§ **TO DO**: Some lines below hold "chuột". Pick them out and copy them.

§ **DATASET CONTENT**:

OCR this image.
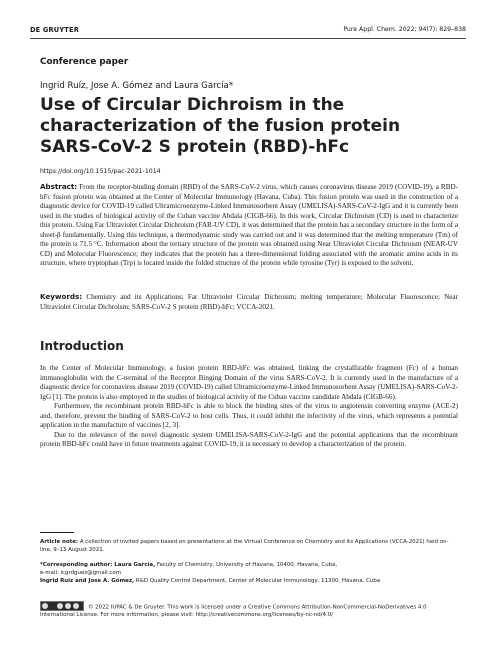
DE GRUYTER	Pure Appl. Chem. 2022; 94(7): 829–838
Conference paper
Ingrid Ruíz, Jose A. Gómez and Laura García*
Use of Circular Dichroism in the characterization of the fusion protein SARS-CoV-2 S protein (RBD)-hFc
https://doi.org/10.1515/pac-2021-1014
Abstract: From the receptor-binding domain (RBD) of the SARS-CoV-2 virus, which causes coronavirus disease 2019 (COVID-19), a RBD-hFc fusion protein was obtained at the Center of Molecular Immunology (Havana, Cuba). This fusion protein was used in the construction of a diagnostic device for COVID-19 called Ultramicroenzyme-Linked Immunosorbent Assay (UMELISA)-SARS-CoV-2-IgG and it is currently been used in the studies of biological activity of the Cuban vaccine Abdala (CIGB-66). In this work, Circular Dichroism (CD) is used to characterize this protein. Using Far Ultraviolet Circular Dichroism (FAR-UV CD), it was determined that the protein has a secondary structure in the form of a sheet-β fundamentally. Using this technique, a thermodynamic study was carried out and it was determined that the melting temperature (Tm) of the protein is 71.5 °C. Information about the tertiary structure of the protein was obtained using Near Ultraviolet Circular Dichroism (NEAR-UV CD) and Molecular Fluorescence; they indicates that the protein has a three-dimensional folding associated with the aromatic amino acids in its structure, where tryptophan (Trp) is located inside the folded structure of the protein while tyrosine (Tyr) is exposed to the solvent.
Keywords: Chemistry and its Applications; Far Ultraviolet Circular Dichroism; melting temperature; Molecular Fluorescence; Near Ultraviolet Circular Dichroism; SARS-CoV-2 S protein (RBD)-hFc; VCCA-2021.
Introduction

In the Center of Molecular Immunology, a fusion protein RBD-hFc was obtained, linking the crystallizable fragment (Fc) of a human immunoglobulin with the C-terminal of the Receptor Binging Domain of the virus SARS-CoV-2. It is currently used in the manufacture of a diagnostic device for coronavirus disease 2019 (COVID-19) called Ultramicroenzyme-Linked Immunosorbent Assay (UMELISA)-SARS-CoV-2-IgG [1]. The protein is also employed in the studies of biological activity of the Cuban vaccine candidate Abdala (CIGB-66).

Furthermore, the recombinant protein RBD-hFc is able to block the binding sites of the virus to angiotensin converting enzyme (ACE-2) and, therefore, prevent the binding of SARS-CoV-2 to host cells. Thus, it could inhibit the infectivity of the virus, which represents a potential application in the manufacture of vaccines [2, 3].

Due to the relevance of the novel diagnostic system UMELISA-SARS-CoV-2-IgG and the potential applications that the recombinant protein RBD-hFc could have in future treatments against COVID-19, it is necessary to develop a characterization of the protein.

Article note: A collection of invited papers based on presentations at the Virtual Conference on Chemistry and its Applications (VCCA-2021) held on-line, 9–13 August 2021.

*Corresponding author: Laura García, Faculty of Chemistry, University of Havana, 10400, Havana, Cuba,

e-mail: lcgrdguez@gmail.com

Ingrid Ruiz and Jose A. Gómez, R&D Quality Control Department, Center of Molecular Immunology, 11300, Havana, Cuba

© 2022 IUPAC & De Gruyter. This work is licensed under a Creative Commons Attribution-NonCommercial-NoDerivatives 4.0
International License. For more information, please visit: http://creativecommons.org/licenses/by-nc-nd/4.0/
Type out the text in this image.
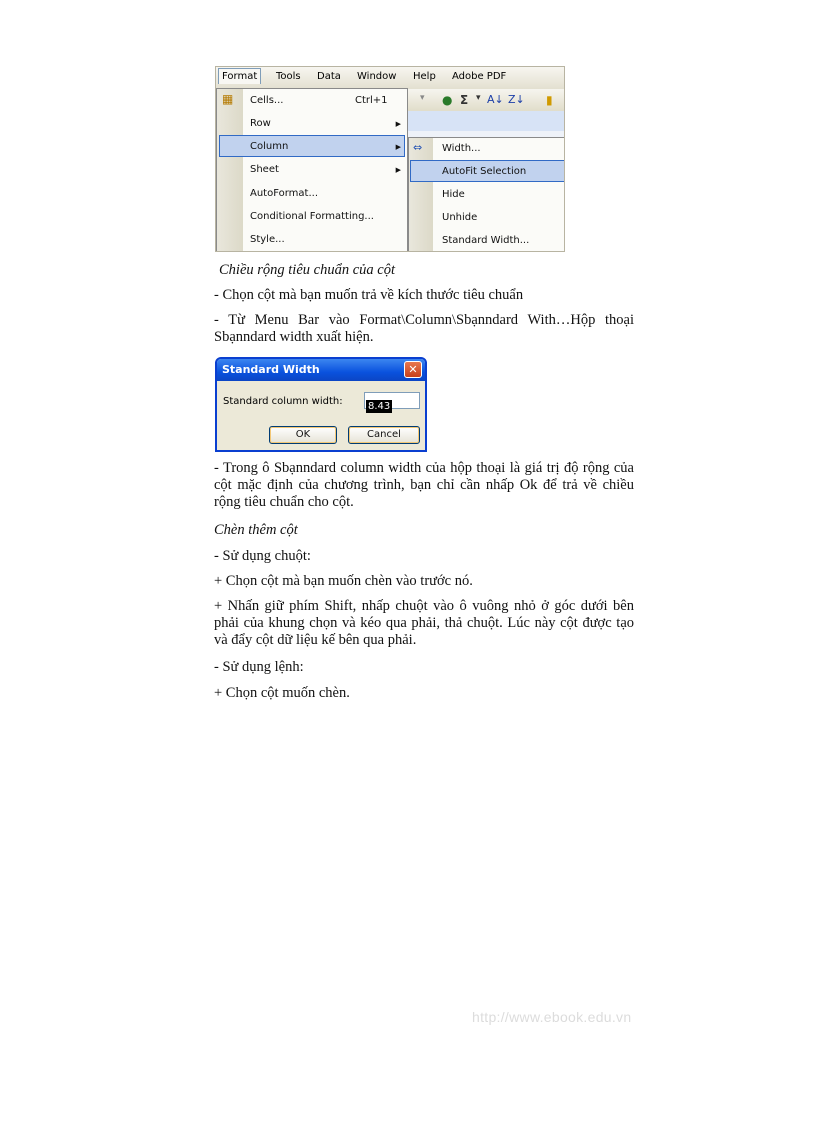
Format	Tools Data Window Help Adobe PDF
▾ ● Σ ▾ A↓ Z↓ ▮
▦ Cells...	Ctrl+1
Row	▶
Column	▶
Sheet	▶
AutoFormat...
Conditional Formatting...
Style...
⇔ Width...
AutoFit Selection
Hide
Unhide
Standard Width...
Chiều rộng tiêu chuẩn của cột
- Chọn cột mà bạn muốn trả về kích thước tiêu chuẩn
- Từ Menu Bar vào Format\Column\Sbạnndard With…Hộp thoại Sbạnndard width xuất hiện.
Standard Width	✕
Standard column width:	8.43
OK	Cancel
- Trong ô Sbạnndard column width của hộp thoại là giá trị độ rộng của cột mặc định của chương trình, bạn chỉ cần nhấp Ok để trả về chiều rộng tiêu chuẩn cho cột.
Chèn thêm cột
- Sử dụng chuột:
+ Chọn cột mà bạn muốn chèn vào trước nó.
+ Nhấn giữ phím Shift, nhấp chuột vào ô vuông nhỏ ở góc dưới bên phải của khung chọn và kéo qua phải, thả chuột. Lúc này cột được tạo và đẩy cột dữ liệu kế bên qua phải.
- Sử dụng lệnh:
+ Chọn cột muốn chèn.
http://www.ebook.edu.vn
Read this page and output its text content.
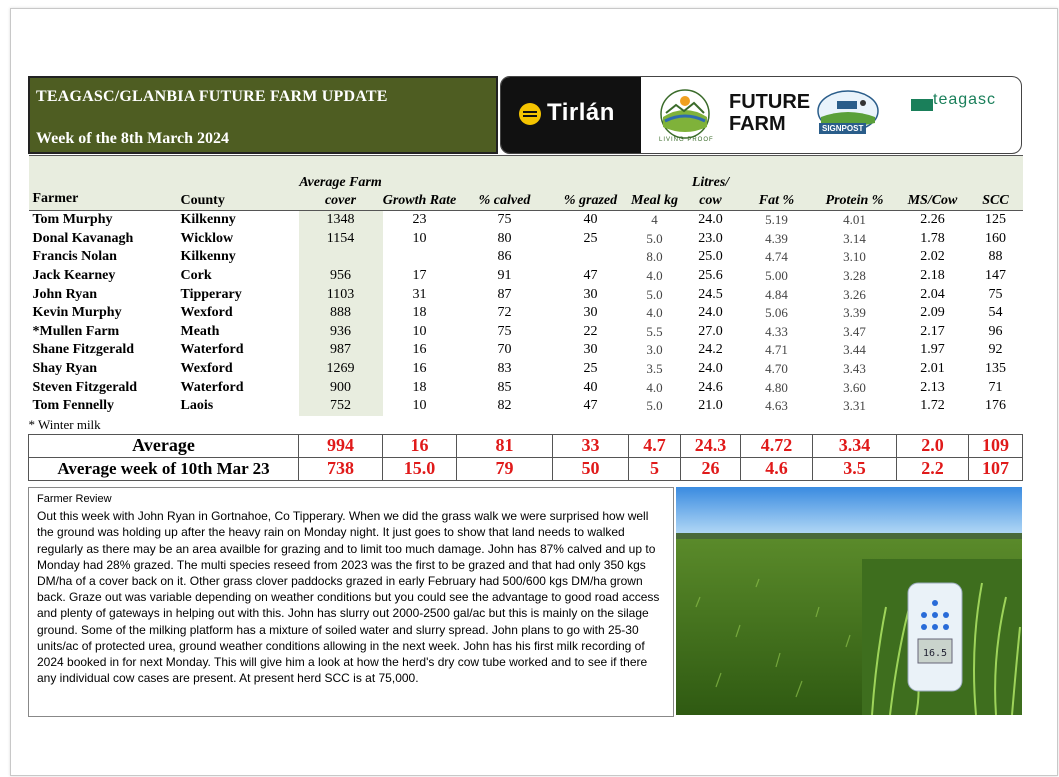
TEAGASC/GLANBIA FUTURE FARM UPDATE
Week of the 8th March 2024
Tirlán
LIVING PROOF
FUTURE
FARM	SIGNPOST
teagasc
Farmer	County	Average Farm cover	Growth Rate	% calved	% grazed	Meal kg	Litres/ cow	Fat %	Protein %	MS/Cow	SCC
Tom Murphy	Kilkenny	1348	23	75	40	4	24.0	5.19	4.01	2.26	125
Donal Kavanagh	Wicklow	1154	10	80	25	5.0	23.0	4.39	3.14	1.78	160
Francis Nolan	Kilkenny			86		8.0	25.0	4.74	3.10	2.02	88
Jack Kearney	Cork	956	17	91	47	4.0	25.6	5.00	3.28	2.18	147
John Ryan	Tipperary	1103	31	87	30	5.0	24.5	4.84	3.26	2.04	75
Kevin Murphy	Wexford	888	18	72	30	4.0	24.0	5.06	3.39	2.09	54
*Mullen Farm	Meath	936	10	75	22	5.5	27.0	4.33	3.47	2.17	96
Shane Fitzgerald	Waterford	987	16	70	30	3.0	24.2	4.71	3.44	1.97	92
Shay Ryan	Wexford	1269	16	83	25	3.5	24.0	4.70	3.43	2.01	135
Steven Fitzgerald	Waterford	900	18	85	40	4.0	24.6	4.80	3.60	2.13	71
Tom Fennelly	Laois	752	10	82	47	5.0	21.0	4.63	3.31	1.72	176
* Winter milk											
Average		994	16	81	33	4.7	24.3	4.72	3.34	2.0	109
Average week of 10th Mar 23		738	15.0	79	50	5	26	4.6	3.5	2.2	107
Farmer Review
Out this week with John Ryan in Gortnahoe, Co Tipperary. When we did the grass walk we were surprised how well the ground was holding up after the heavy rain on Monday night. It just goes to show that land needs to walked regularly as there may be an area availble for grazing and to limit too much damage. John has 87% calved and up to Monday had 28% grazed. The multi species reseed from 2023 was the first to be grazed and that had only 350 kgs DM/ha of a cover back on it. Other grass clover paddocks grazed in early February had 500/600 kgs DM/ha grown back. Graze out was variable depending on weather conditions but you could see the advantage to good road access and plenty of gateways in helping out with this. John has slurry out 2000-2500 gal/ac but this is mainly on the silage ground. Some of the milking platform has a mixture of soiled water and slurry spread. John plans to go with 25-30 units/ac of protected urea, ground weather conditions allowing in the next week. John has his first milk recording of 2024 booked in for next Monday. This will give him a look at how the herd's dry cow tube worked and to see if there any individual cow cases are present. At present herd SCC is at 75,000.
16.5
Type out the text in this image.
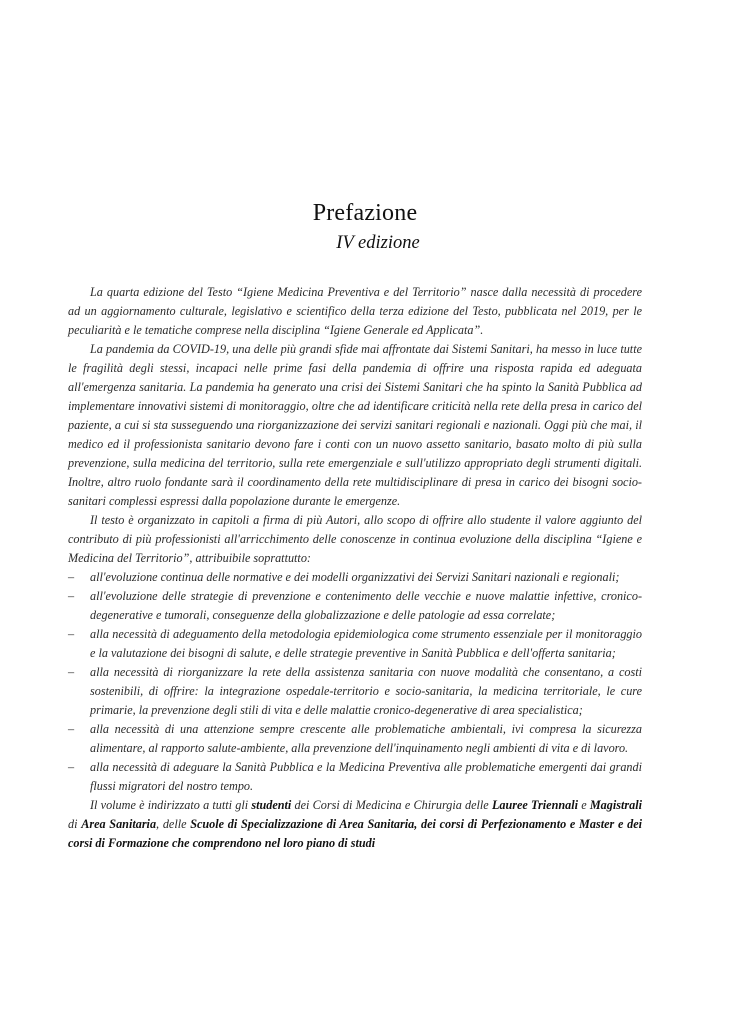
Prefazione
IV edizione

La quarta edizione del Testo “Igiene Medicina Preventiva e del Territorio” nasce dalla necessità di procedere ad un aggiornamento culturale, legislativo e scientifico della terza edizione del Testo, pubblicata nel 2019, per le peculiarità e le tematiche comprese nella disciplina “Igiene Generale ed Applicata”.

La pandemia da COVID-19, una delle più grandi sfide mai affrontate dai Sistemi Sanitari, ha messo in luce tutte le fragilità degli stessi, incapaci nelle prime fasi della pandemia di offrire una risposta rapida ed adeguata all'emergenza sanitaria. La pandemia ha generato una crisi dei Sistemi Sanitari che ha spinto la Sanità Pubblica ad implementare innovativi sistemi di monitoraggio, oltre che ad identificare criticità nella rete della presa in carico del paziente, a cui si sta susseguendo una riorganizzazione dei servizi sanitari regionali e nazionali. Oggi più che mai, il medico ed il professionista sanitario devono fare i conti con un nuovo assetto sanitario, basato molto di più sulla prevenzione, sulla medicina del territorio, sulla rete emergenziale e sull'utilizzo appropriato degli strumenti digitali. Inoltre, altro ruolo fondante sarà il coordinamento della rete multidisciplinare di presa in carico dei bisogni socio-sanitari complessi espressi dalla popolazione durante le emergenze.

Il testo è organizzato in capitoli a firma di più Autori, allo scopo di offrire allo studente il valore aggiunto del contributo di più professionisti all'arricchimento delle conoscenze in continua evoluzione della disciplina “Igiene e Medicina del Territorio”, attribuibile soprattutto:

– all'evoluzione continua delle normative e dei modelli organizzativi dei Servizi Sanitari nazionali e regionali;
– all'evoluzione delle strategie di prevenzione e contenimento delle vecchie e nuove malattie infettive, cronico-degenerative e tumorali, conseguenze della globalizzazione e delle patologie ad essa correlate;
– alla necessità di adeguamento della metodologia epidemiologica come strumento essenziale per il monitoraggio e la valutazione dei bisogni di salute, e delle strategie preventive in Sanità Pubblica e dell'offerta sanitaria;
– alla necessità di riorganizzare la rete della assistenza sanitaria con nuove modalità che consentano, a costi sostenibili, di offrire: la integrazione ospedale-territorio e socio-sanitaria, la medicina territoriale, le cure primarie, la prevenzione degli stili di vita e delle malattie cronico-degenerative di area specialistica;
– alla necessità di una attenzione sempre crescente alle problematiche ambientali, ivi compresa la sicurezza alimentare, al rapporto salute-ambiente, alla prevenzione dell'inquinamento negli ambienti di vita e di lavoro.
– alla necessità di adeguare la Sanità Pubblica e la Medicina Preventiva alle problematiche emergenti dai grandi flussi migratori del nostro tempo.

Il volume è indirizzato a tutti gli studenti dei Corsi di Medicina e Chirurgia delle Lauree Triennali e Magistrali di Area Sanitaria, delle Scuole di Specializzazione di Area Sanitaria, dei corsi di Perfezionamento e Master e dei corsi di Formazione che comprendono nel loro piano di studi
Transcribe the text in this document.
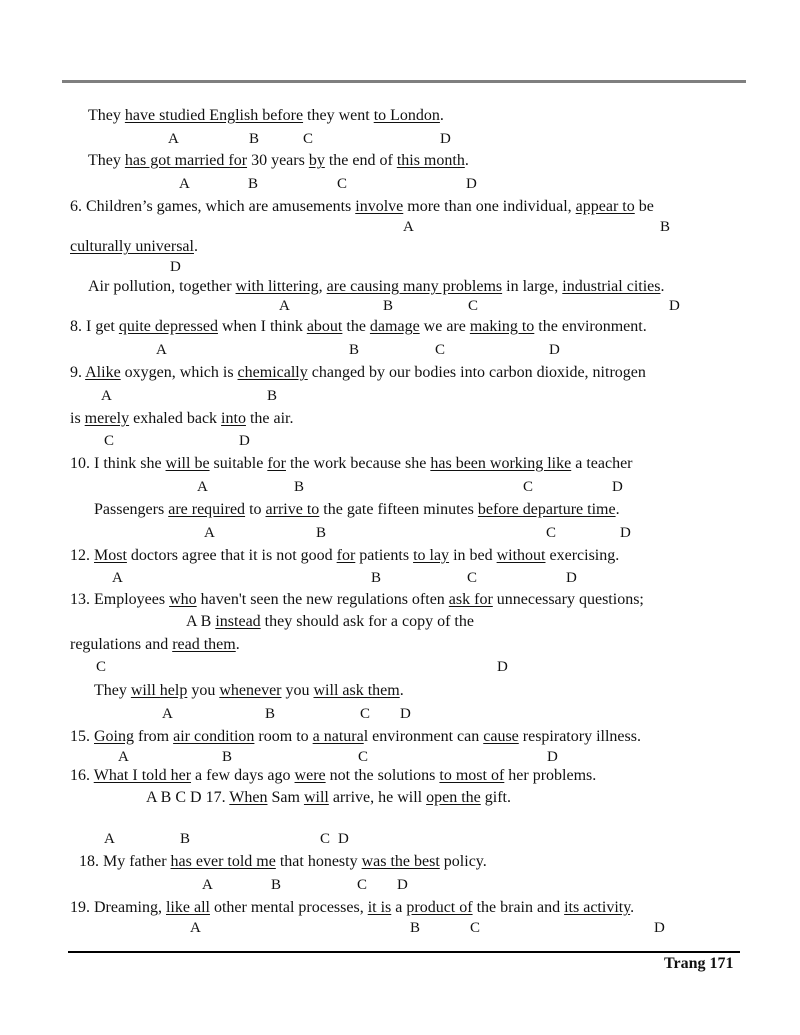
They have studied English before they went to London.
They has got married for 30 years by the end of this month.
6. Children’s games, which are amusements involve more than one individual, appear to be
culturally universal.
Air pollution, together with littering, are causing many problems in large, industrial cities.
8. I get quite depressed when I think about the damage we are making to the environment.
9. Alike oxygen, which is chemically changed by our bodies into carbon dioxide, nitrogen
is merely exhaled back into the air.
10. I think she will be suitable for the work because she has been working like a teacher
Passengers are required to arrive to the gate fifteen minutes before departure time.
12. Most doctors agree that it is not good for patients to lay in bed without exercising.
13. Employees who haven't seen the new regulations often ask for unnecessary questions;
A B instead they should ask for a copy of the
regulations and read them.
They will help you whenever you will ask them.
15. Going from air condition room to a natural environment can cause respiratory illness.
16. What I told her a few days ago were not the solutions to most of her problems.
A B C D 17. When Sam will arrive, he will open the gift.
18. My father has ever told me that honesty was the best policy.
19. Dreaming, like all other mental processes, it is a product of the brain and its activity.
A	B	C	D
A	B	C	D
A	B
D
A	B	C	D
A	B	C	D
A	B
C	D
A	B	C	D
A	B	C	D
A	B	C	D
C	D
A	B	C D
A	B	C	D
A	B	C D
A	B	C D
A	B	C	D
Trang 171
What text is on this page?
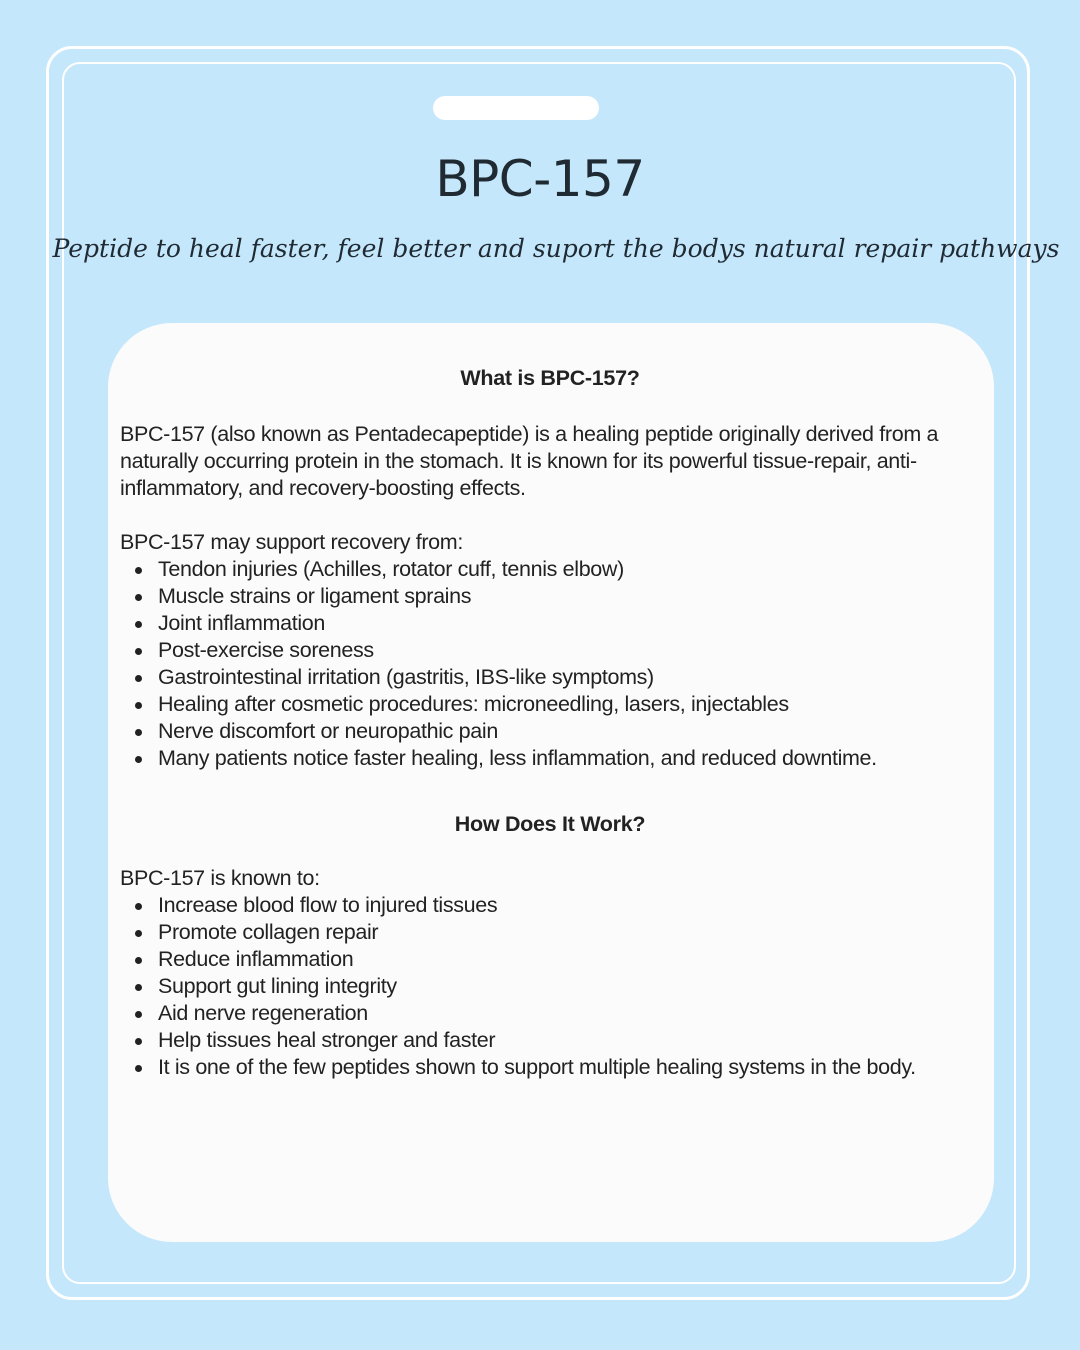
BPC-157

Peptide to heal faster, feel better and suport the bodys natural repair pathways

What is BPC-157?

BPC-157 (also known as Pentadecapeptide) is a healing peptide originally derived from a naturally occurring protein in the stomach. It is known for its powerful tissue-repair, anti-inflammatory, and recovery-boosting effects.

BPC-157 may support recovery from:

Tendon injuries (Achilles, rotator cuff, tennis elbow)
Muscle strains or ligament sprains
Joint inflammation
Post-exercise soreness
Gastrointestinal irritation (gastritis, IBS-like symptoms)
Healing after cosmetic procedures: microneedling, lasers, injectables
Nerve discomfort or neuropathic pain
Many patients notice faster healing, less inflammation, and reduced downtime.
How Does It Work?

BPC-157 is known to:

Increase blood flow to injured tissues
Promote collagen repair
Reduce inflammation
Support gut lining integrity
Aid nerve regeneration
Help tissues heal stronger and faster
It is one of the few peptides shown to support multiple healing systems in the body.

§ **WRITTEN ANSWER**:
- Sử dụng chuột:
+ Nhấn giữ phím Shift, nhấp chuột vào ô vuông nhỏ ở góc dưới bên phải của khung chọn và kéo qua phải, thả chuột. Lúc này cột được tạo và đẩy cột dữ liệu kế bên qua phải.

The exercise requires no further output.